[TASK STATEMENT]
Identify the lines holding "screenshot" and copy them.

(Extracted data entries)
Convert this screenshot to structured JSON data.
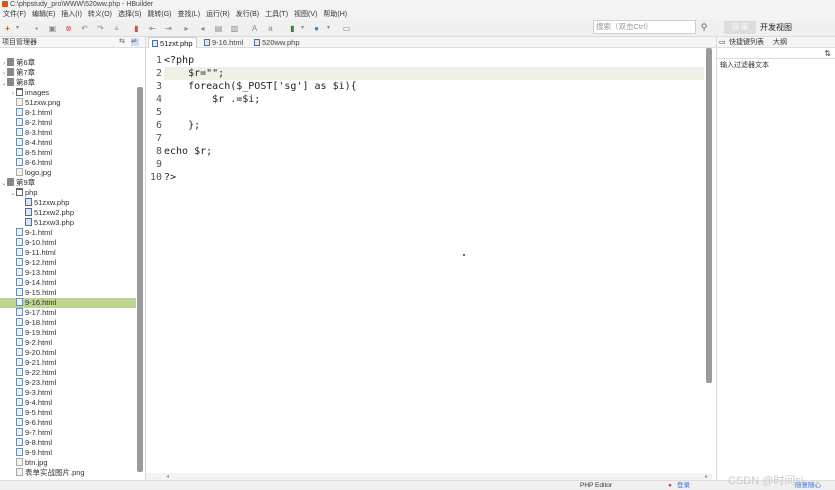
{
  "window": {
    "title": "C:\\phpstudy_pro\\WWW\\520ww.php  -  HBuilder"
  },
  "menu": [
    "文件(F)",
    "编辑(E)",
    "插入(I)",
    "转义(O)",
    "选择(S)",
    "跳转(G)",
    "查找(L)",
    "运行(R)",
    "发行(B)",
    "工具(T)",
    "视图(V)",
    "帮助(H)"
  ],
  "toolbar": {
    "search_placeholder": "搜索（双击Ctrl）",
    "read_label": "阅 读",
    "dev_view_label": "开发视图"
  },
  "project_manager": {
    "title": "项目管理器",
    "tree": [
      {
        "label": "第6章",
        "kind": "project",
        "depth": 0,
        "arrow": "›"
      },
      {
        "label": "第7章",
        "kind": "project",
        "depth": 0,
        "arrow": "›"
      },
      {
        "label": "第8章",
        "kind": "project",
        "depth": 0,
        "arrow": "⌄"
      },
      {
        "label": "images",
        "kind": "folder",
        "depth": 1,
        "arrow": "›"
      },
      {
        "label": "51zxw.png",
        "kind": "img",
        "depth": 1,
        "arrow": ""
      },
      {
        "label": "8-1.html",
        "kind": "file",
        "depth": 1,
        "arrow": ""
      },
      {
        "label": "8-2.html",
        "kind": "file",
        "depth": 1,
        "arrow": ""
      },
      {
        "label": "8-3.html",
        "kind": "file",
        "depth": 1,
        "arrow": ""
      },
      {
        "label": "8-4.html",
        "kind": "file",
        "depth": 1,
        "arrow": ""
      },
      {
        "label": "8-5.html",
        "kind": "file",
        "depth": 1,
        "arrow": ""
      },
      {
        "label": "8-6.html",
        "kind": "file",
        "depth": 1,
        "arrow": ""
      },
      {
        "label": "logo.jpg",
        "kind": "img",
        "depth": 1,
        "arrow": ""
      },
      {
        "label": "第9章",
        "kind": "project",
        "depth": 0,
        "arrow": "⌄"
      },
      {
        "label": "php",
        "kind": "folder",
        "depth": 1,
        "arrow": "⌄"
      },
      {
        "label": "51zxw.php",
        "kind": "php",
        "depth": 2,
        "arrow": ""
      },
      {
        "label": "51zxw2.php",
        "kind": "php",
        "depth": 2,
        "arrow": ""
      },
      {
        "label": "51zxw3.php",
        "kind": "php",
        "depth": 2,
        "arrow": ""
      },
      {
        "label": "9-1.html",
        "kind": "file",
        "depth": 1,
        "arrow": ""
      },
      {
        "label": "9-10.html",
        "kind": "file",
        "depth": 1,
        "arrow": ""
      },
      {
        "label": "9-11.html",
        "kind": "file",
        "depth": 1,
        "arrow": ""
      },
      {
        "label": "9-12.html",
        "kind": "file",
        "depth": 1,
        "arrow": ""
      },
      {
        "label": "9-13.html",
        "kind": "file",
        "depth": 1,
        "arrow": ""
      },
      {
        "label": "9-14.html",
        "kind": "file",
        "depth": 1,
        "arrow": ""
      },
      {
        "label": "9-15.html",
        "kind": "file",
        "depth": 1,
        "arrow": ""
      },
      {
        "label": "9-16.html",
        "kind": "file",
        "depth": 1,
        "arrow": "",
        "selected": true
      },
      {
        "label": "9-17.html",
        "kind": "file",
        "depth": 1,
        "arrow": ""
      },
      {
        "label": "9-18.html",
        "kind": "file",
        "depth": 1,
        "arrow": ""
      },
      {
        "label": "9-19.html",
        "kind": "file",
        "depth": 1,
        "arrow": ""
      },
      {
        "label": "9-2.html",
        "kind": "file",
        "depth": 1,
        "arrow": ""
      },
      {
        "label": "9-20.html",
        "kind": "file",
        "depth": 1,
        "arrow": ""
      },
      {
        "label": "9-21.html",
        "kind": "file",
        "depth": 1,
        "arrow": ""
      },
      {
        "label": "9-22.html",
        "kind": "file",
        "depth": 1,
        "arrow": ""
      },
      {
        "label": "9-23.html",
        "kind": "file",
        "depth": 1,
        "arrow": ""
      },
      {
        "label": "9-3.html",
        "kind": "file",
        "depth": 1,
        "arrow": ""
      },
      {
        "label": "9-4.html",
        "kind": "file",
        "depth": 1,
        "arrow": ""
      },
      {
        "label": "9-5.html",
        "kind": "file",
        "depth": 1,
        "arrow": ""
      },
      {
        "label": "9-6.html",
        "kind": "file",
        "depth": 1,
        "arrow": ""
      },
      {
        "label": "9-7.html",
        "kind": "file",
        "depth": 1,
        "arrow": ""
      },
      {
        "label": "9-8.html",
        "kind": "file",
        "depth": 1,
        "arrow": ""
      },
      {
        "label": "9-9.html",
        "kind": "file",
        "depth": 1,
        "arrow": ""
      },
      {
        "label": "btn.jpg",
        "kind": "img",
        "depth": 1,
        "arrow": ""
      },
      {
        "label": "表单实战图片.png",
        "kind": "img",
        "depth": 1,
        "arrow": ""
      }
    ]
  },
  "editor": {
    "tabs": [
      "51zxt.php",
      "9-16.html",
      "520ww.php"
    ],
    "active_tab": 0,
    "current_line": 2,
    "lines": [
      {
        "n": "1",
        "code": "<?php"
      },
      {
        "n": "2",
        "code": "    $r=\"\";"
      },
      {
        "n": "3",
        "code": "    foreach($_POST['sg'] as $i){"
      },
      {
        "n": "4",
        "code": "        $r .=$i;"
      },
      {
        "n": "5",
        "code": ""
      },
      {
        "n": "6",
        "code": "    };"
      },
      {
        "n": "7",
        "code": ""
      },
      {
        "n": "8",
        "code": "echo $r;"
      },
      {
        "n": "9",
        "code": ""
      },
      {
        "n": "10",
        "code": "?>"
      }
    ]
  },
  "right_panel": {
    "tabs": [
      "快捷键列表",
      "大纲"
    ],
    "filter_hint": "输入过滤器文本"
  },
  "status": {
    "mode": "PHP Editor",
    "login": "登录",
    "sync": "随意随心"
  },
  "watermark": "CSDN @时间si"
}
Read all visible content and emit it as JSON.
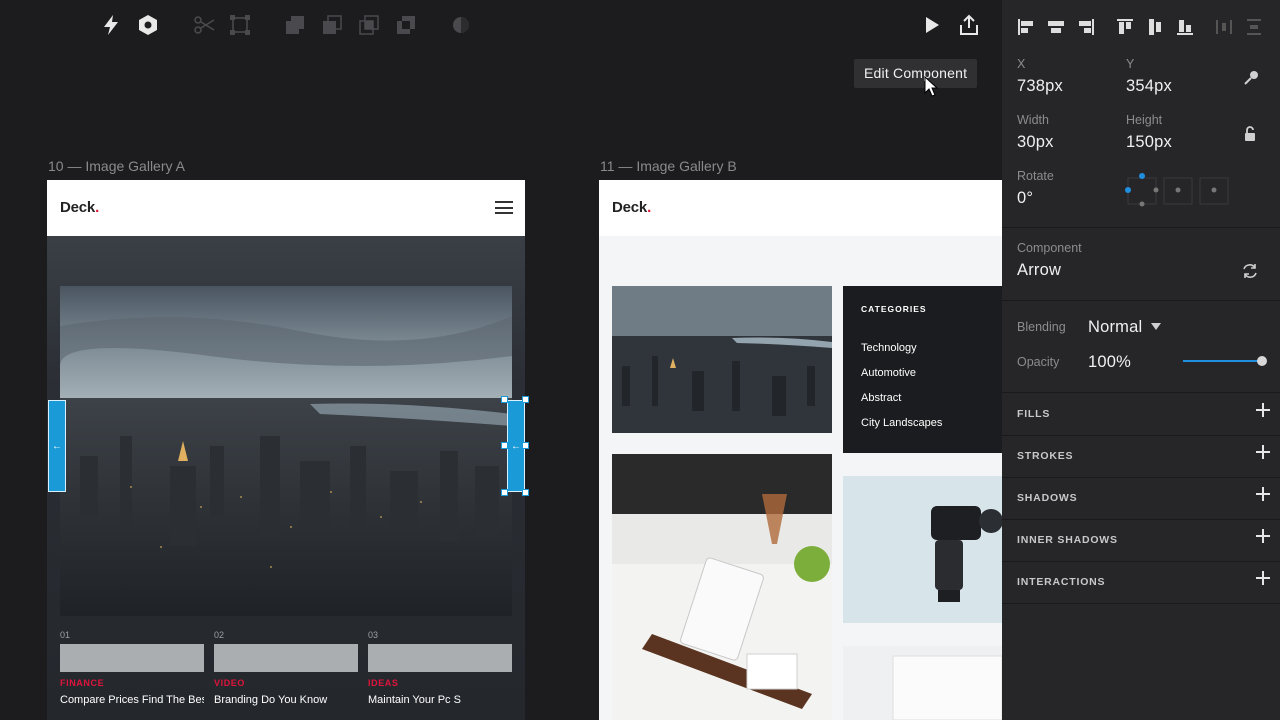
{
  "toolbar": {
    "icons": [
      "lightning-icon",
      "hexagon-icon",
      "scissors-icon",
      "transform-icon",
      "union-icon",
      "subtract-icon",
      "intersect-icon",
      "difference-icon",
      "mask-icon",
      "play-icon",
      "share-icon"
    ],
    "tooltip": "Edit Component"
  },
  "canvas": {
    "artboard_a": {
      "label": "10 — Image Gallery A",
      "logo": "Deck",
      "logo_dot": ".",
      "cards": [
        {
          "num": "01",
          "tag": "FINANCE",
          "title": "Compare Prices Find The Best"
        },
        {
          "num": "02",
          "tag": "VIDEO",
          "title": "Branding Do You Know"
        },
        {
          "num": "03",
          "tag": "IDEAS",
          "title": "Maintain Your Pc S"
        }
      ]
    },
    "artboard_b": {
      "label": "11 — Image Gallery B",
      "logo": "Deck",
      "logo_dot": ".",
      "categories_title": "CATEGORIES",
      "categories": [
        "Technology",
        "Automotive",
        "Abstract",
        "City Landscapes"
      ]
    },
    "arrow_glyph": "←"
  },
  "inspector": {
    "x_label": "X",
    "x_value": "738px",
    "y_label": "Y",
    "y_value": "354px",
    "width_label": "Width",
    "width_value": "30px",
    "height_label": "Height",
    "height_value": "150px",
    "rotate_label": "Rotate",
    "rotate_value": "0°",
    "component_label": "Component",
    "component_value": "Arrow",
    "blending_label": "Blending",
    "blending_value": "Normal",
    "opacity_label": "Opacity",
    "opacity_value": "100%",
    "opacity_level": 1.0,
    "sections": [
      "FILLS",
      "STROKES",
      "SHADOWS",
      "INNER SHADOWS",
      "INTERACTIONS"
    ],
    "accent_color": "#1a9ad6"
  }
}
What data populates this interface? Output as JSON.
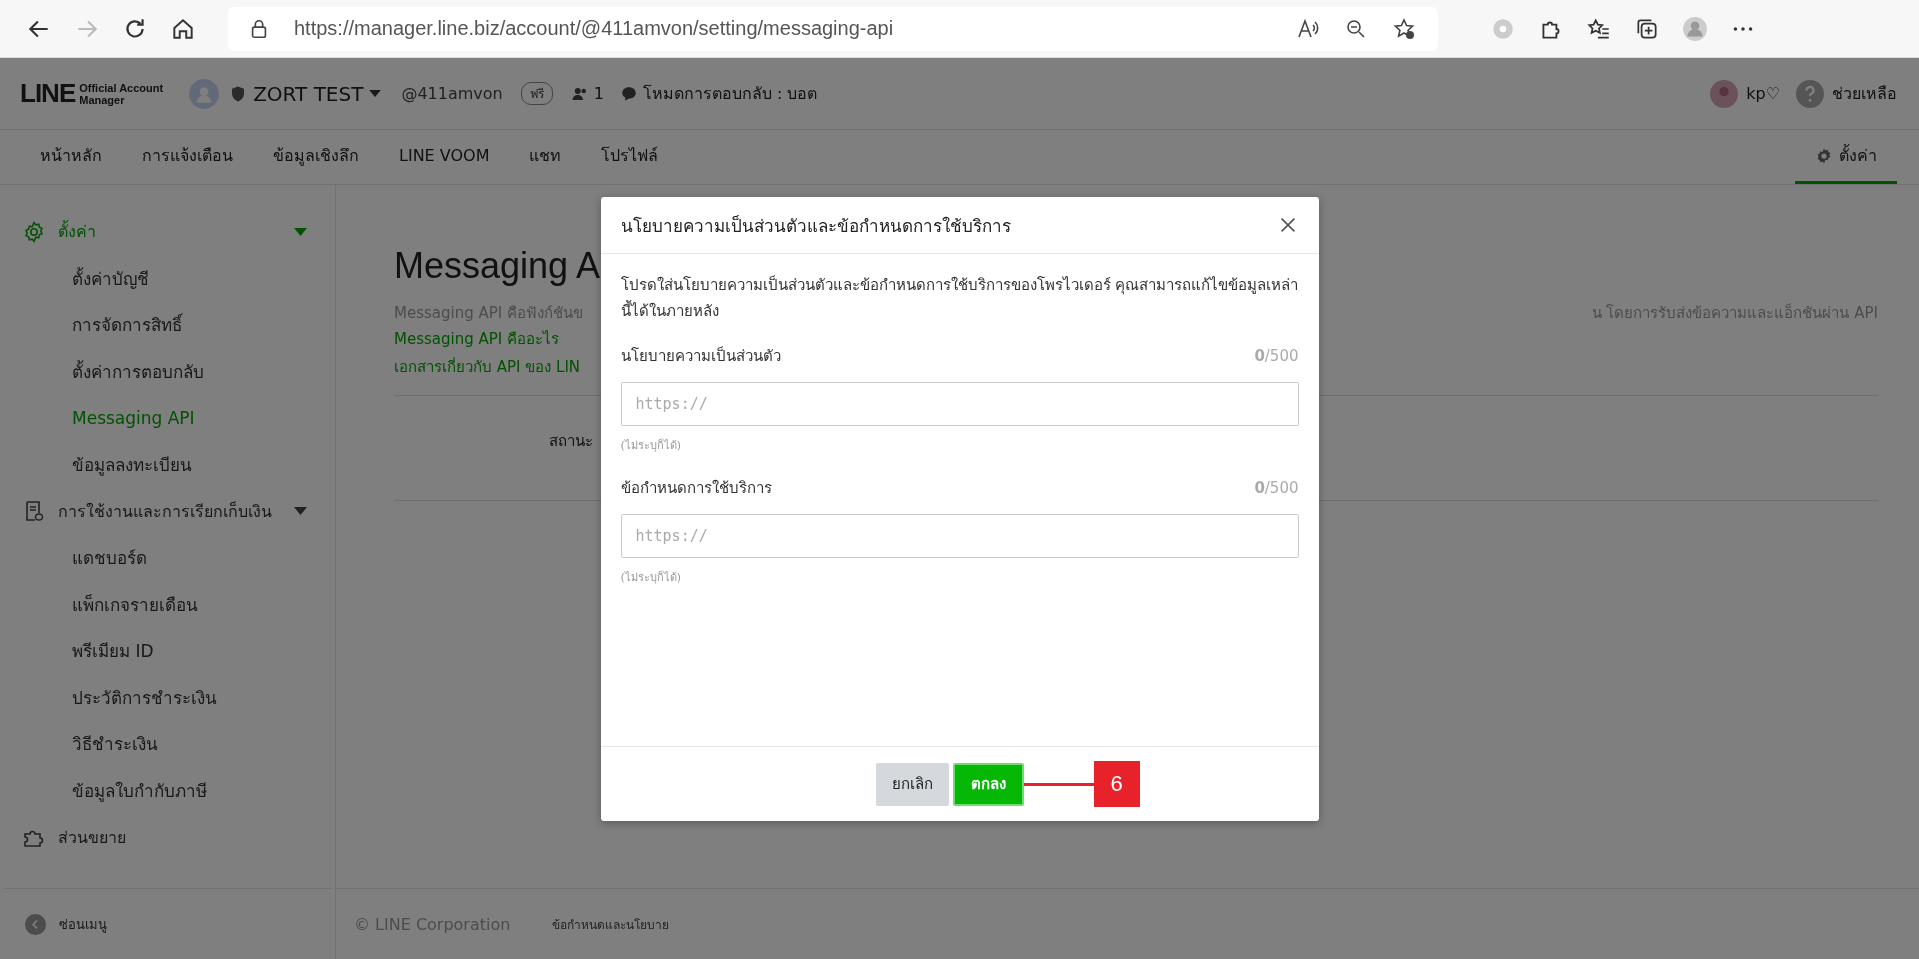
{
  "browser": {
    "url": "https://manager.line.biz/account/@411amvon/setting/messaging-api"
  },
  "header": {
    "logo_wordmark": "LINE",
    "logo_subtitle_1": "Official Account",
    "logo_subtitle_2": "Manager",
    "account_name": "ZORT TEST",
    "account_id": "@411amvon",
    "plan_badge": "ฟรี",
    "member_count": "1",
    "response_mode": "โหมดการตอบกลับ : บอต",
    "user_name": "kp♡",
    "help": "ช่วยเหลือ"
  },
  "nav": {
    "tabs": [
      {
        "label": "หน้าหลัก",
        "selected": false
      },
      {
        "label": "การแจ้งเตือน",
        "selected": false
      },
      {
        "label": "ข้อมูลเชิงลึก",
        "selected": false
      },
      {
        "label": "LINE VOOM",
        "selected": false
      },
      {
        "label": "แชท",
        "selected": false
      },
      {
        "label": "โปรไฟล์",
        "selected": false
      }
    ],
    "settings_tab": {
      "label": "ตั้งค่า",
      "selected": true
    }
  },
  "sidebar": {
    "sections": [
      {
        "label": "ตั้งค่า",
        "selected": true,
        "expanded": true,
        "children": [
          {
            "label": "ตั้งค่าบัญชี",
            "selected": false
          },
          {
            "label": "การจัดการสิทธิ์",
            "selected": false
          },
          {
            "label": "ตั้งค่าการตอบกลับ",
            "selected": false
          },
          {
            "label": "Messaging API",
            "selected": true
          },
          {
            "label": "ข้อมูลลงทะเบียน",
            "selected": false
          }
        ]
      },
      {
        "label": "การใช้งานและการเรียกเก็บเงิน",
        "selected": false,
        "expanded": true,
        "children": [
          {
            "label": "แดชบอร์ด",
            "selected": false
          },
          {
            "label": "แพ็กเกจรายเดือน",
            "selected": false
          },
          {
            "label": "พรีเมียม ID",
            "selected": false
          },
          {
            "label": "ประวัติการชำระเงิน",
            "selected": false
          },
          {
            "label": "วิธีชำระเงิน",
            "selected": false
          },
          {
            "label": "ข้อมูลใบกำกับภาษี",
            "selected": false
          }
        ]
      },
      {
        "label": "ส่วนขยาย",
        "selected": false
      }
    ],
    "collapse": "ซ่อนเมนู"
  },
  "main": {
    "title": "Messaging A",
    "description_left": "Messaging API คือฟังก์ชันข",
    "description_right": "น โดยการรับส่งข้อความและแอ็กชันผ่าน API",
    "links": [
      "Messaging API คืออะไร",
      "เอกสารเกี่ยวกับ API ของ LIN"
    ],
    "status_label": "สถานะ"
  },
  "footer": {
    "copyright": "© LINE Corporation",
    "terms": "ข้อกำหนดและนโยบาย"
  },
  "dialog": {
    "title": "นโยบายความเป็นส่วนตัวและข้อกำหนดการใช้บริการ",
    "description": "โปรดใส่นโยบายความเป็นส่วนตัวและข้อกำหนดการใช้บริการของโพรไวเดอร์ คุณสามารถแก้ไขข้อมูลเหล่านี้ได้ในภายหลัง",
    "fields": [
      {
        "label": "นโยบายความเป็นส่วนตัว",
        "count": "**0**/500",
        "placeholder": "https://",
        "hint": "(ไม่ระบุก็ได้)"
      },
      {
        "label": "ข้อกำหนดการใช้บริการ",
        "count": "**0**/500",
        "placeholder": "https://",
        "hint": "(ไม่ระบุก็ได้)"
      }
    ],
    "cancel": "ยกเลิก",
    "ok": "ตกลง",
    "callout": "6"
  }
}
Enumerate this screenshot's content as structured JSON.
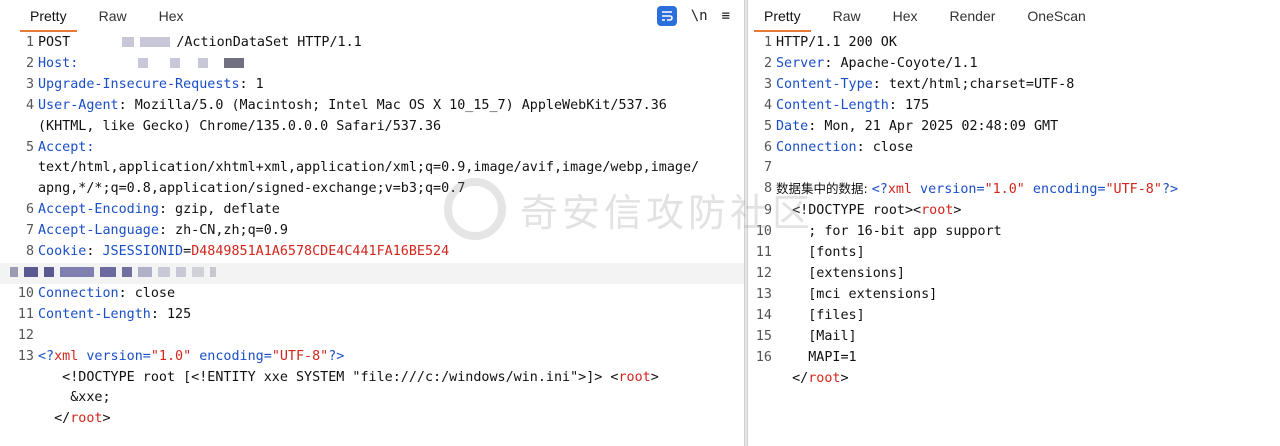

[FULL SOLUTION]
Convert this screenshot to structured JSON data.
Enumerate this screenshot's content as structured JSON.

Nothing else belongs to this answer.